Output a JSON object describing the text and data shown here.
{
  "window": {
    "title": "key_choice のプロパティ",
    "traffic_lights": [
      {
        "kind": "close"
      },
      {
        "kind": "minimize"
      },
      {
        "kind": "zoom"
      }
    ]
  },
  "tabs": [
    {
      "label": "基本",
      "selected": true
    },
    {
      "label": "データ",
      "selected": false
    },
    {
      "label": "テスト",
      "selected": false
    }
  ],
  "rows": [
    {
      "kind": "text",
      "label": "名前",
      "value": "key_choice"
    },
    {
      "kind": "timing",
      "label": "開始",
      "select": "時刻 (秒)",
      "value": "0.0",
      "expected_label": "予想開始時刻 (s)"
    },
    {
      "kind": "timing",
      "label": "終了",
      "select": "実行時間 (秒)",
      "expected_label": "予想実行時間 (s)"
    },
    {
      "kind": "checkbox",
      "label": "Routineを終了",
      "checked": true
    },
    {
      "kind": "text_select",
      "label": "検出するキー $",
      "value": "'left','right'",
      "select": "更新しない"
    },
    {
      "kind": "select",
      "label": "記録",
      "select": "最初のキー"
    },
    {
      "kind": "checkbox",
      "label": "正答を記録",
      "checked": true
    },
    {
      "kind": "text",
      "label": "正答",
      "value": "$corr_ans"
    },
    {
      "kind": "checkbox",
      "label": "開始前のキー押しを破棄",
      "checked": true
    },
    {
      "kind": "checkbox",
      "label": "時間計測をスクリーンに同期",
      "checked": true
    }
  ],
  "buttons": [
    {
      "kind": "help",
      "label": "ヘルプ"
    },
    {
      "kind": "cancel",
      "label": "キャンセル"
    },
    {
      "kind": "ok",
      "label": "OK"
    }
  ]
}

▸ **WHAT IS EXPECTED**
Repeat all the records. Match each line exactly.

▸ **RESPONSE FOR THIS EXERCISE**
Output a JSON object describing the text and data shown here.
{
  "window": {
    "title": "key_choice のプロパティ",
    "traffic_lights": [
      {
        "kind": "close"
      },
      {
        "kind": "minimize"
      },
      {
        "kind": "zoom"
      }
    ]
  },
  "tabs": [
    {
      "label": "基本",
      "selected": true
    },
    {
      "label": "データ",
      "selected": false
    },
    {
      "label": "テスト",
      "selected": false
    }
  ],
  "rows": [
    {
      "kind": "text",
      "label": "名前",
      "value": "key_choice"
    },
    {
      "kind": "timing",
      "label": "開始",
      "select": "時刻 (秒)",
      "value": "0.0",
      "expected_label": "予想開始時刻 (s)"
    },
    {
      "kind": "timing",
      "label": "終了",
      "select": "実行時間 (秒)",
      "expected_label": "予想実行時間 (s)"
    },
    {
      "kind": "checkbox",
      "label": "Routineを終了",
      "checked": true
    },
    {
      "kind": "text_select",
      "label": "検出するキー $",
      "value": "'left','right'",
      "select": "更新しない"
    },
    {
      "kind": "select",
      "label": "記録",
      "select": "最初のキー"
    },
    {
      "kind": "checkbox",
      "label": "正答を記録",
      "checked": true
    },
    {
      "kind": "text",
      "label": "正答",
      "value": "$corr_ans"
    },
    {
      "kind": "checkbox",
      "label": "開始前のキー押しを破棄",
      "checked": true
    },
    {
      "kind": "checkbox",
      "label": "時間計測をスクリーンに同期",
      "checked": true
    }
  ],
  "buttons": [
    {
      "kind": "help",
      "label": "ヘルプ"
    },
    {
      "kind": "cancel",
      "label": "キャンセル"
    },
    {
      "kind": "ok",
      "label": "OK"
    }
  ]
}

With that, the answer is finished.